**What to produce**
Pictures do not belong in the copy; restate the records below word for word.

**Extracted records**

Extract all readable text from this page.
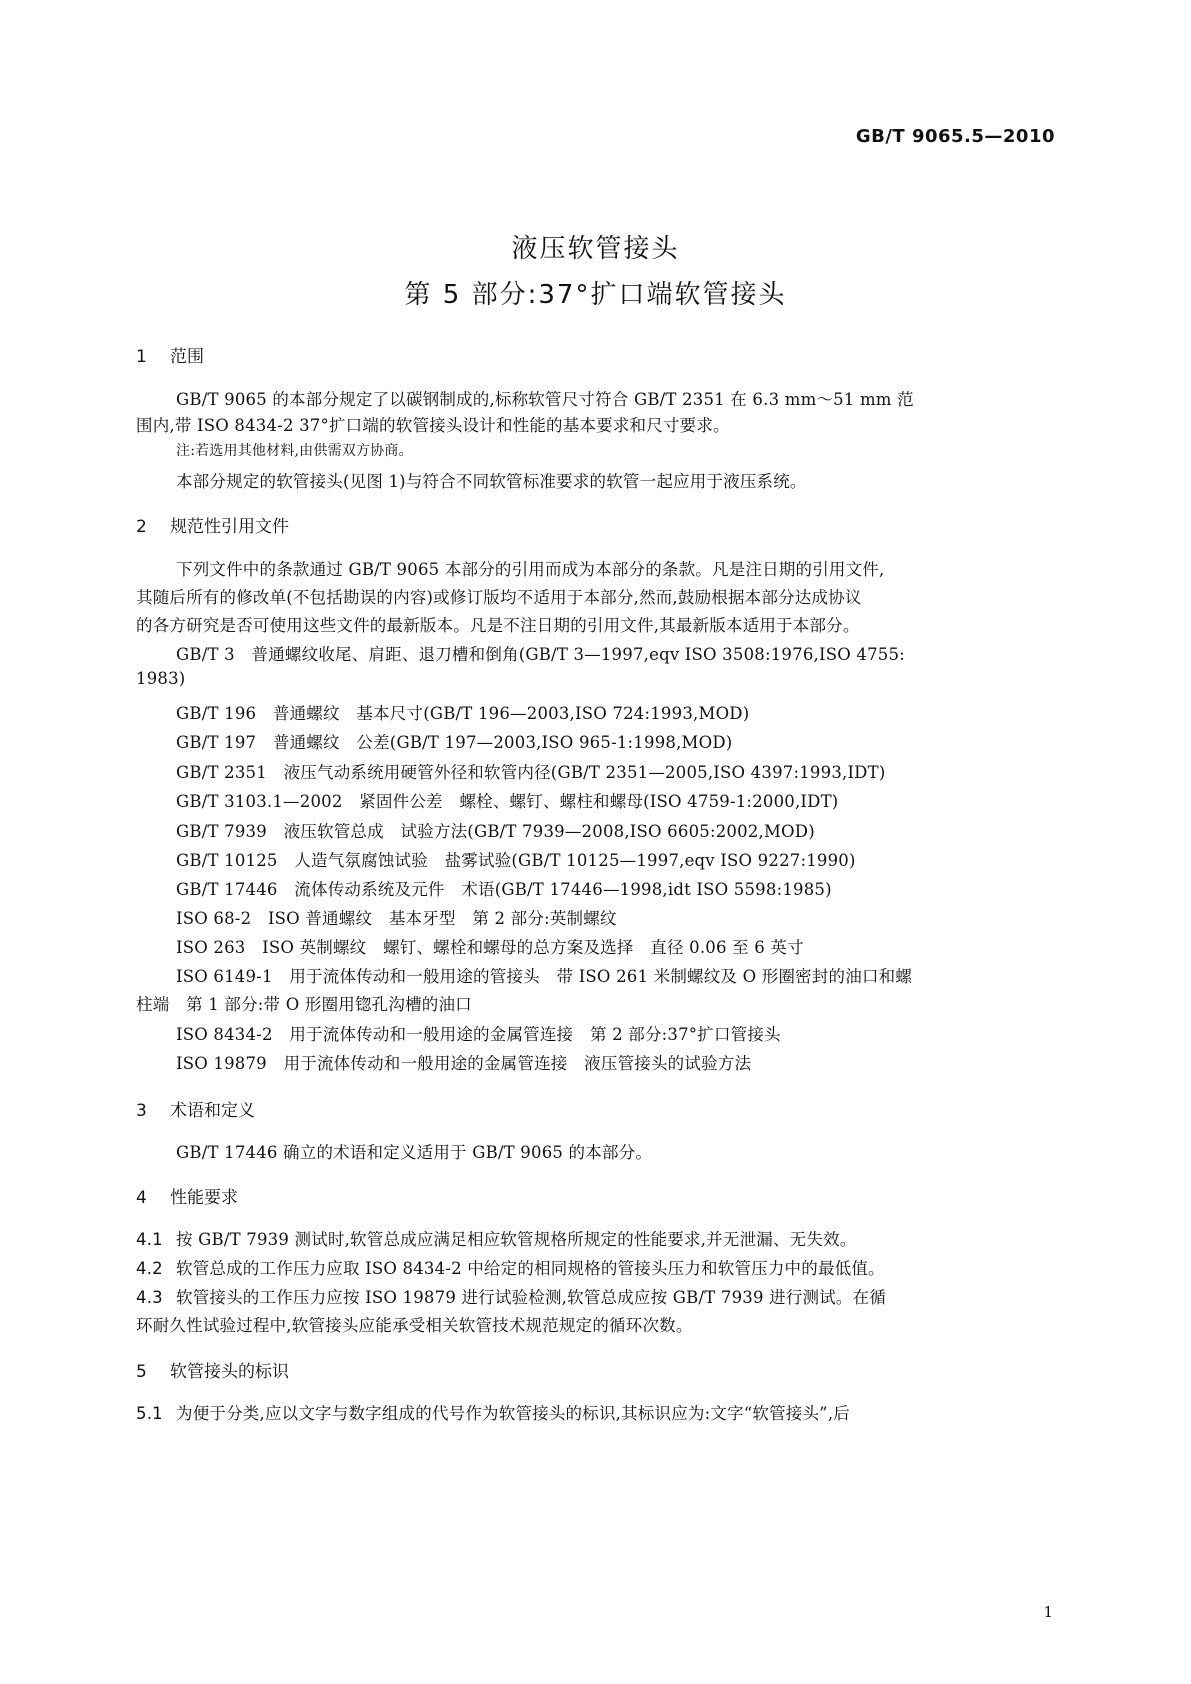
GB/T 9065.5—2010
液压软管接头
第 5 部分:37°扩口端软管接头
1 范围
GB/T 9065 的本部分规定了以碳钢制成的,标称软管尺寸符合 GB/T 2351 在 6.3 mm～51 mm 范
围内,带 ISO 8434-2 37°扩口端的软管接头设计和性能的基本要求和尺寸要求。
注:若选用其他材料,由供需双方协商。
本部分规定的软管接头(见图 1)与符合不同软管标准要求的软管一起应用于液压系统。
2 规范性引用文件
下列文件中的条款通过 GB/T 9065 本部分的引用而成为本部分的条款。凡是注日期的引用文件,
其随后所有的修改单(不包括勘误的内容)或修订版均不适用于本部分,然而,鼓励根据本部分达成协议
的各方研究是否可使用这些文件的最新版本。凡是不注日期的引用文件,其最新版本适用于本部分。
GB/T 3　普通螺纹收尾、肩距、退刀槽和倒角(GB/T 3—1997,eqv ISO 3508:1976,ISO 4755:
1983)
GB/T 196　普通螺纹　基本尺寸(GB/T 196—2003,ISO 724:1993,MOD)
GB/T 197　普通螺纹　公差(GB/T 197—2003,ISO 965-1:1998,MOD)
GB/T 2351　液压气动系统用硬管外径和软管内径(GB/T 2351—2005,ISO 4397:1993,IDT)
GB/T 3103.1—2002　紧固件公差　螺栓、螺钉、螺柱和螺母(ISO 4759-1:2000,IDT)
GB/T 7939　液压软管总成　试验方法(GB/T 7939—2008,ISO 6605:2002,MOD)
GB/T 10125　人造气氛腐蚀试验　盐雾试验(GB/T 10125—1997,eqv ISO 9227:1990)
GB/T 17446　流体传动系统及元件　术语(GB/T 17446—1998,idt ISO 5598:1985)
ISO 68-2　ISO 普通螺纹　基本牙型　第 2 部分:英制螺纹
ISO 263　ISO 英制螺纹　螺钉、螺栓和螺母的总方案及选择　直径 0.06 至 6 英寸
ISO 6149-1　用于流体传动和一般用途的管接头　带 ISO 261 米制螺纹及 O 形圈密封的油口和螺
柱端　第 1 部分:带 O 形圈用锪孔沟槽的油口
ISO 8434-2　用于流体传动和一般用途的金属管连接　第 2 部分:37°扩口管接头
ISO 19879　用于流体传动和一般用途的金属管连接　液压管接头的试验方法
3 术语和定义
GB/T 17446 确立的术语和定义适用于 GB/T 9065 的本部分。
4 性能要求
4.1 按 GB/T 7939 测试时,软管总成应满足相应软管规格所规定的性能要求,并无泄漏、无失效。
4.2 软管总成的工作压力应取 ISO 8434-2 中给定的相同规格的管接头压力和软管压力中的最低值。
4.3 软管接头的工作压力应按 ISO 19879 进行试验检测,软管总成应按 GB/T 7939 进行测试。在循
环耐久性试验过程中,软管接头应能承受相关软管技术规范规定的循环次数。
5 软管接头的标识
5.1 为便于分类,应以文字与数字组成的代号作为软管接头的标识,其标识应为:文字“软管接头”,后
1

**Task response**
Extract all readable text from this page.
GB/T 9065.5—2010
液压软管接头
第 5 部分:37°扩口端软管接头
1 范围
GB/T 9065 的本部分规定了以碳钢制成的,标称软管尺寸符合 GB/T 2351 在 6.3 mm～51 mm 范
围内,带 ISO 8434-2 37°扩口端的软管接头设计和性能的基本要求和尺寸要求。
注:若选用其他材料,由供需双方协商。
本部分规定的软管接头(见图 1)与符合不同软管标准要求的软管一起应用于液压系统。
2 规范性引用文件
下列文件中的条款通过 GB/T 9065 本部分的引用而成为本部分的条款。凡是注日期的引用文件,
其随后所有的修改单(不包括勘误的内容)或修订版均不适用于本部分,然而,鼓励根据本部分达成协议
的各方研究是否可使用这些文件的最新版本。凡是不注日期的引用文件,其最新版本适用于本部分。
GB/T 3　普通螺纹收尾、肩距、退刀槽和倒角(GB/T 3—1997,eqv ISO 3508:1976,ISO 4755:
1983)
GB/T 196　普通螺纹　基本尺寸(GB/T 196—2003,ISO 724:1993,MOD)
GB/T 197　普通螺纹　公差(GB/T 197—2003,ISO 965-1:1998,MOD)
GB/T 2351　液压气动系统用硬管外径和软管内径(GB/T 2351—2005,ISO 4397:1993,IDT)
GB/T 3103.1—2002　紧固件公差　螺栓、螺钉、螺柱和螺母(ISO 4759-1:2000,IDT)
GB/T 7939　液压软管总成　试验方法(GB/T 7939—2008,ISO 6605:2002,MOD)
GB/T 10125　人造气氛腐蚀试验　盐雾试验(GB/T 10125—1997,eqv ISO 9227:1990)
GB/T 17446　流体传动系统及元件　术语(GB/T 17446—1998,idt ISO 5598:1985)
ISO 68-2　ISO 普通螺纹　基本牙型　第 2 部分:英制螺纹
ISO 263　ISO 英制螺纹　螺钉、螺栓和螺母的总方案及选择　直径 0.06 至 6 英寸
ISO 6149-1　用于流体传动和一般用途的管接头　带 ISO 261 米制螺纹及 O 形圈密封的油口和螺
柱端　第 1 部分:带 O 形圈用锪孔沟槽的油口
ISO 8434-2　用于流体传动和一般用途的金属管连接　第 2 部分:37°扩口管接头
ISO 19879　用于流体传动和一般用途的金属管连接　液压管接头的试验方法
3 术语和定义
GB/T 17446 确立的术语和定义适用于 GB/T 9065 的本部分。
4 性能要求
4.1 按 GB/T 7939 测试时,软管总成应满足相应软管规格所规定的性能要求,并无泄漏、无失效。
4.2 软管总成的工作压力应取 ISO 8434-2 中给定的相同规格的管接头压力和软管压力中的最低值。
4.3 软管接头的工作压力应按 ISO 19879 进行试验检测,软管总成应按 GB/T 7939 进行测试。在循
环耐久性试验过程中,软管接头应能承受相关软管技术规范规定的循环次数。
5 软管接头的标识
5.1 为便于分类,应以文字与数字组成的代号作为软管接头的标识,其标识应为:文字“软管接头”,后
1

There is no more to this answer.